**EXERCISE REQUIREMENTS**.
a) From the Azure Monitor notes, name every kind of log listed under the heading "Various logs used are:".
b) Echo the section of the Azure Monitor notes starting with "View error events" and going on through "by bin(TimeGenerated, 1d)".

─── EXERCISE PASSAGE

It delivers a comprehensive solution for collecting, analyzing, and acting on telemetry from your cloud and on-premises environments. This information helps you understand how your applications are performing and proactively identify issues that affect them and the resources they depend on.

States: - Alert State: set by user such as admin - Monitor state: Set by system

Log Analytics Workspace

A Log Analytics workspace is a unique environment for log data from Azure Monitor and other Azure services, such as Microsoft Sentinel and Microsoft Defender for Cloud. The connected sources, configuration, and the repository are managed per workspace.

Logs

  • Its an event-based data. Example: Syslog in Linux is an example of a log, as the log data is not consistent and the format may vary from source to source.
  • Free form or structured
  • Stored in logs analytics workspace
  • Analysis via Kusto Query Language (KQL): The first step in writing queries is to understand which table contains the information you need. Some examples include Event, Syslog, Heartbeat, and Alert.
View error events from a table named Event using 3 methods
search in (Event) "error"

Event | search "error"

Event | where EventType == "error"
query perf table
Perf 
| summarize AggregatedValue = count() by CounterPath
Count of agent nodes that are sending a heartbeat each day in the last month
Heartbeat 
| where TimeGenerated > startofday(ago(31d))
| summarize nodes = dcount(Computer) by bin(TimeGenerated, 1d)    
| render timechart

Log Analytics

A service for aggregating the log data in a single pane so that it can be analyzed, visualized and queried via KQL

Agents

Azure Monitor Agent (AMA) collects monitoring data from the guest operating system of Azure and hybrid virtual machines and delivers it to Azure Monitor for use

  • Windows agents
  • Linux agents

Cost control using agents

With the help of the agents configuration, you will be able to declare what logs you want to collect using the agents and what level of logging information you need. In this way, you will have granular control over what is getting ingested into your workspace.

Various logs used are:

  • Windows Event Logs: This helps you to select which event log items you want to ingest to the workspace
  • Windows Performance Counters: You can select performance counters of Windows servers and the sample rate.
  • Linux Performance Counters: These are performance counters for Linux servers and their sample rate.
  • Syslog: Control which facilities in Syslog you want to ingest.
  • IIS Logs: This enables collection of W3C format log files from IIS server.

DCR

Azure Monitor Agent uses data collection rules (DCR), where you define which data you want each agent to collect. Data collection rules let you manage data collection settings at scale and define unique, scoped configurations for subsets of machines. You can define a rule to send data from multiple machines to multiple destinations across regions and tenants.

──────
─── RECORDED DATA

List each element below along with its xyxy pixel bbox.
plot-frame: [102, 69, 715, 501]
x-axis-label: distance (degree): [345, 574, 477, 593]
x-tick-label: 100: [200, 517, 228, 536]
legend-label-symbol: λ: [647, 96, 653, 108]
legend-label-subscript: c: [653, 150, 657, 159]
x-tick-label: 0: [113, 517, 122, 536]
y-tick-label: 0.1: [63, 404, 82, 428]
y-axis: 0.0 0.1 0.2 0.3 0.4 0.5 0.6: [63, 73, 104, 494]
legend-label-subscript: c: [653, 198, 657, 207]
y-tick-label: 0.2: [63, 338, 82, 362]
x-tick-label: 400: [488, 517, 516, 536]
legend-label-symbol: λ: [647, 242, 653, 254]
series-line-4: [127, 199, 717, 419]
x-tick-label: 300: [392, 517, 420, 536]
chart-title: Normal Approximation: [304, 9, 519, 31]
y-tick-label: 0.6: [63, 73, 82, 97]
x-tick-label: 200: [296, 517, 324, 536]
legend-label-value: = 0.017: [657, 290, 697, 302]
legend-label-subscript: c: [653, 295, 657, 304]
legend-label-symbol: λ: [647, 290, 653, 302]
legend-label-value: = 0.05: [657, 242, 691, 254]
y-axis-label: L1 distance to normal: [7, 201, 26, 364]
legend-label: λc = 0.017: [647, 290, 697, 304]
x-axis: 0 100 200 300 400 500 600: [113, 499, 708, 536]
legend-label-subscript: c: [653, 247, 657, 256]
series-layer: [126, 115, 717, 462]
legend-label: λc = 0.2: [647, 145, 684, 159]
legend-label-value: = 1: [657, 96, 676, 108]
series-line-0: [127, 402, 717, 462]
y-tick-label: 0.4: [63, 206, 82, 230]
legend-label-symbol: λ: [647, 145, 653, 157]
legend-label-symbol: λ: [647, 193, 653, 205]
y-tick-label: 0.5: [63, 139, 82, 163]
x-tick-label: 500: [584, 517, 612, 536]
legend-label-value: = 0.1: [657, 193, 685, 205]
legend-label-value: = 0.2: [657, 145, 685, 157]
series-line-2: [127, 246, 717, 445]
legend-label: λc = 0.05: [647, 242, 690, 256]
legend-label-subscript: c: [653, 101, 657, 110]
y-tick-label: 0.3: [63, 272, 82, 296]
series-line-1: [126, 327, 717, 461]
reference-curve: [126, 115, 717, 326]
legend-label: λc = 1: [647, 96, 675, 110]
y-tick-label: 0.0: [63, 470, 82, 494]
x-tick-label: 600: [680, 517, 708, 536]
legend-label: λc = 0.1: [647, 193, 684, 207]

──────

**ANSWER LIST**.
a) Windows Event Logs, Windows Performance Counters, Linux Performance Counters, Syslog, IIS Logs

b)
View error events from a table named Event using 3 methods
search in (Event) "error"

Event | search "error"

Event | where EventType == "error"
query perf table
Perf 
| summarize AggregatedValue = count() by CounterPath
Count of agent nodes that are sending a heartbeat each day in the last month
Heartbeat 
| where TimeGenerated > startofday(ago(31d))
| summarize nodes = dcount(Computer) by bin(TimeGenerated, 1d)